## Problem details
Return each line of the data below exactly, omitting any pictures.

## Supplied data
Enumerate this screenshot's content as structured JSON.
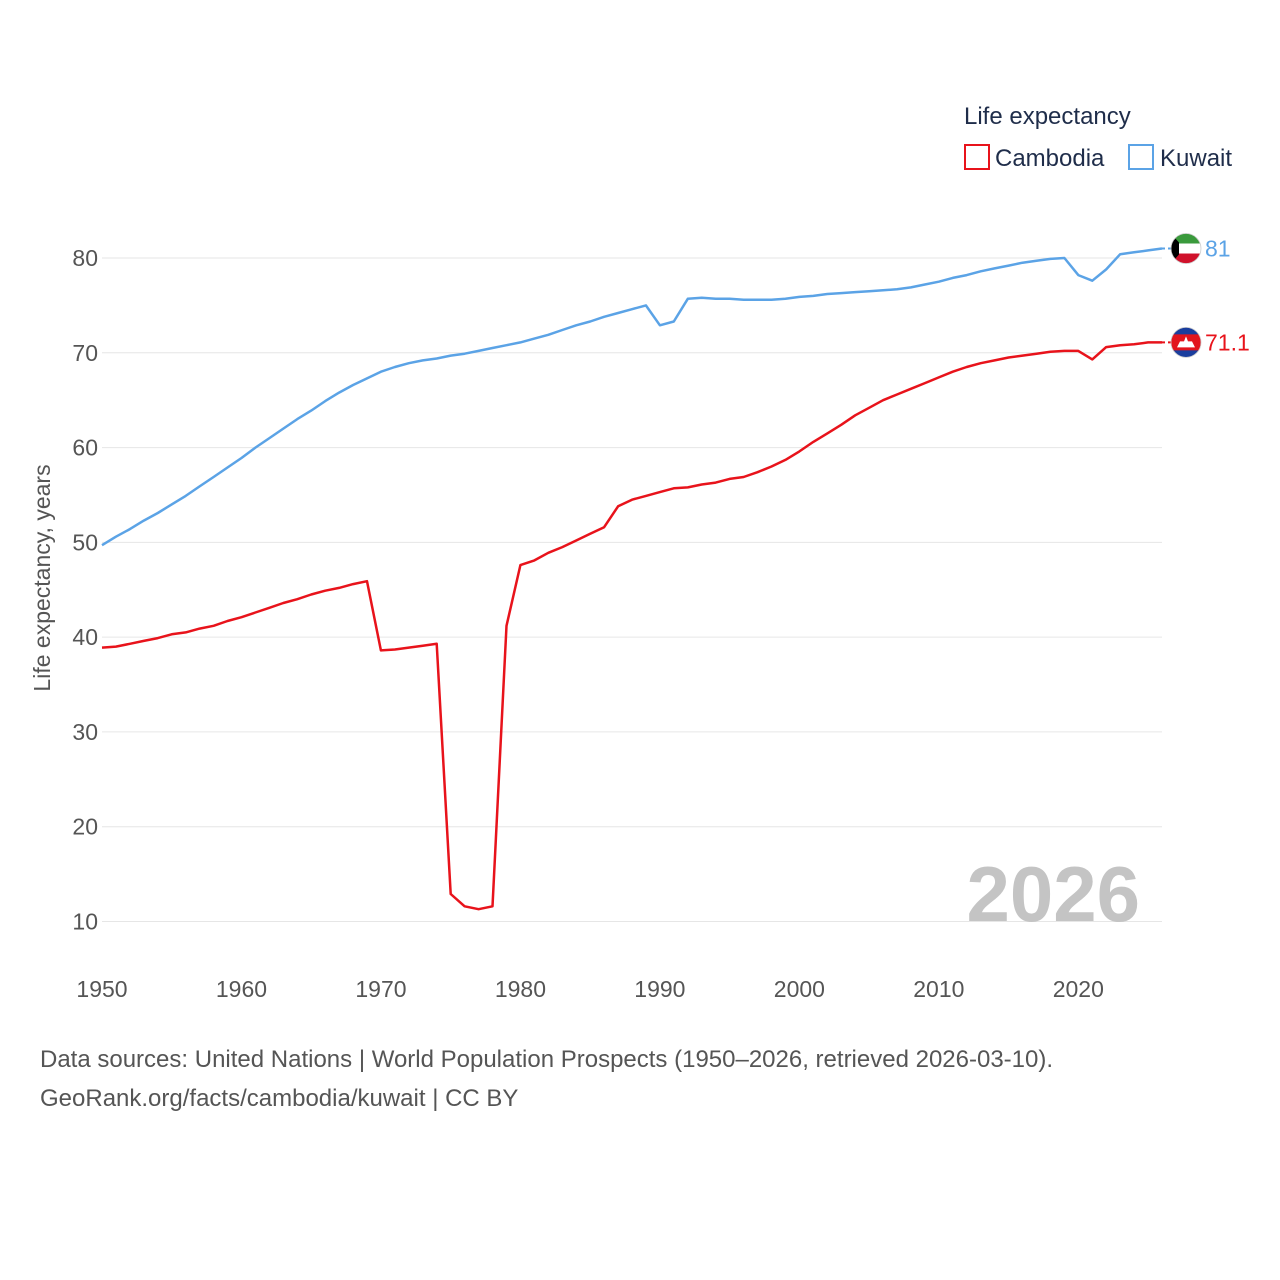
{
  "chart_data": {
    "type": "line",
    "legend": {
      "title": "Life expectancy",
      "placement": "top-right"
    },
    "ylabel": "Life expectancy, years",
    "xlim": [
      1950,
      2026
    ],
    "ylim": [
      5,
      88
    ],
    "yticks": [
      10,
      20,
      30,
      40,
      50,
      60,
      70,
      80
    ],
    "xticks": [
      1950,
      1960,
      1970,
      1980,
      1990,
      2000,
      2010,
      2020
    ],
    "ytick_labels": [
      "10",
      "20",
      "30",
      "40",
      "50",
      "60",
      "70",
      "80"
    ],
    "xtick_labels": [
      "1950",
      "1960",
      "1970",
      "1980",
      "1990",
      "2000",
      "2010",
      "2020"
    ],
    "grid": true,
    "year_label": "2026",
    "series": [
      {
        "name": "Cambodia",
        "color": "#e8131b",
        "icon": "cambodia-flag-icon",
        "end_label": "71.1",
        "x_start": 1950,
        "values": [
          38.9,
          39.0,
          39.3,
          39.6,
          39.9,
          40.3,
          40.5,
          40.9,
          41.2,
          41.7,
          42.1,
          42.6,
          43.1,
          43.6,
          44.0,
          44.5,
          44.9,
          45.2,
          45.6,
          45.9,
          38.6,
          38.7,
          38.9,
          39.1,
          39.3,
          12.9,
          11.6,
          11.3,
          11.6,
          41.2,
          47.6,
          48.1,
          48.9,
          49.5,
          50.2,
          50.9,
          51.6,
          53.8,
          54.5,
          54.9,
          55.3,
          55.7,
          55.8,
          56.1,
          56.3,
          56.7,
          56.9,
          57.4,
          58.0,
          58.7,
          59.6,
          60.6,
          61.5,
          62.4,
          63.4,
          64.2,
          65.0,
          65.6,
          66.2,
          66.8,
          67.4,
          68.0,
          68.5,
          68.9,
          69.2,
          69.5,
          69.7,
          69.9,
          70.1,
          70.2,
          70.2,
          69.3,
          70.6,
          70.8,
          70.9,
          71.1,
          71.1
        ]
      },
      {
        "name": "Kuwait",
        "color": "#5ba3e6",
        "icon": "kuwait-flag-icon",
        "end_label": "81",
        "x_start": 1950,
        "values": [
          49.7,
          50.6,
          51.4,
          52.3,
          53.1,
          54.0,
          54.9,
          55.9,
          56.9,
          57.9,
          58.9,
          60.0,
          61.0,
          62.0,
          63.0,
          63.9,
          64.9,
          65.8,
          66.6,
          67.3,
          68.0,
          68.5,
          68.9,
          69.2,
          69.4,
          69.7,
          69.9,
          70.2,
          70.5,
          70.8,
          71.1,
          71.5,
          71.9,
          72.4,
          72.9,
          73.3,
          73.8,
          74.2,
          74.6,
          75.0,
          72.9,
          73.3,
          75.7,
          75.8,
          75.7,
          75.7,
          75.6,
          75.6,
          75.6,
          75.7,
          75.9,
          76.0,
          76.2,
          76.3,
          76.4,
          76.5,
          76.6,
          76.7,
          76.9,
          77.2,
          77.5,
          77.9,
          78.2,
          78.6,
          78.9,
          79.2,
          79.5,
          79.7,
          79.9,
          80.0,
          78.2,
          77.6,
          78.8,
          80.4,
          80.6,
          80.8,
          81.0
        ]
      }
    ]
  },
  "source": {
    "line1": "Data sources: United Nations | World Population Prospects (1950–2026, retrieved 2026-03-10).",
    "line2": "GeoRank.org/facts/cambodia/kuwait | CC BY"
  }
}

## Written solution
Enumerate this screenshot's content as structured JSON.
{
  "chart_data": {
    "type": "line",
    "legend": {
      "title": "Life expectancy",
      "placement": "top-right"
    },
    "ylabel": "Life expectancy, years",
    "xlim": [
      1950,
      2026
    ],
    "ylim": [
      5,
      88
    ],
    "yticks": [
      10,
      20,
      30,
      40,
      50,
      60,
      70,
      80
    ],
    "xticks": [
      1950,
      1960,
      1970,
      1980,
      1990,
      2000,
      2010,
      2020
    ],
    "ytick_labels": [
      "10",
      "20",
      "30",
      "40",
      "50",
      "60",
      "70",
      "80"
    ],
    "xtick_labels": [
      "1950",
      "1960",
      "1970",
      "1980",
      "1990",
      "2000",
      "2010",
      "2020"
    ],
    "grid": true,
    "year_label": "2026",
    "series": [
      {
        "name": "Cambodia",
        "color": "#e8131b",
        "icon": "cambodia-flag-icon",
        "end_label": "71.1",
        "x_start": 1950,
        "values": [
          38.9,
          39.0,
          39.3,
          39.6,
          39.9,
          40.3,
          40.5,
          40.9,
          41.2,
          41.7,
          42.1,
          42.6,
          43.1,
          43.6,
          44.0,
          44.5,
          44.9,
          45.2,
          45.6,
          45.9,
          38.6,
          38.7,
          38.9,
          39.1,
          39.3,
          12.9,
          11.6,
          11.3,
          11.6,
          41.2,
          47.6,
          48.1,
          48.9,
          49.5,
          50.2,
          50.9,
          51.6,
          53.8,
          54.5,
          54.9,
          55.3,
          55.7,
          55.8,
          56.1,
          56.3,
          56.7,
          56.9,
          57.4,
          58.0,
          58.7,
          59.6,
          60.6,
          61.5,
          62.4,
          63.4,
          64.2,
          65.0,
          65.6,
          66.2,
          66.8,
          67.4,
          68.0,
          68.5,
          68.9,
          69.2,
          69.5,
          69.7,
          69.9,
          70.1,
          70.2,
          70.2,
          69.3,
          70.6,
          70.8,
          70.9,
          71.1,
          71.1
        ]
      },
      {
        "name": "Kuwait",
        "color": "#5ba3e6",
        "icon": "kuwait-flag-icon",
        "end_label": "81",
        "x_start": 1950,
        "values": [
          49.7,
          50.6,
          51.4,
          52.3,
          53.1,
          54.0,
          54.9,
          55.9,
          56.9,
          57.9,
          58.9,
          60.0,
          61.0,
          62.0,
          63.0,
          63.9,
          64.9,
          65.8,
          66.6,
          67.3,
          68.0,
          68.5,
          68.9,
          69.2,
          69.4,
          69.7,
          69.9,
          70.2,
          70.5,
          70.8,
          71.1,
          71.5,
          71.9,
          72.4,
          72.9,
          73.3,
          73.8,
          74.2,
          74.6,
          75.0,
          72.9,
          73.3,
          75.7,
          75.8,
          75.7,
          75.7,
          75.6,
          75.6,
          75.6,
          75.7,
          75.9,
          76.0,
          76.2,
          76.3,
          76.4,
          76.5,
          76.6,
          76.7,
          76.9,
          77.2,
          77.5,
          77.9,
          78.2,
          78.6,
          78.9,
          79.2,
          79.5,
          79.7,
          79.9,
          80.0,
          78.2,
          77.6,
          78.8,
          80.4,
          80.6,
          80.8,
          81.0
        ]
      }
    ]
  },
  "source": {
    "line1": "Data sources: United Nations | World Population Prospects (1950–2026, retrieved 2026-03-10).",
    "line2": "GeoRank.org/facts/cambodia/kuwait | CC BY"
  }
}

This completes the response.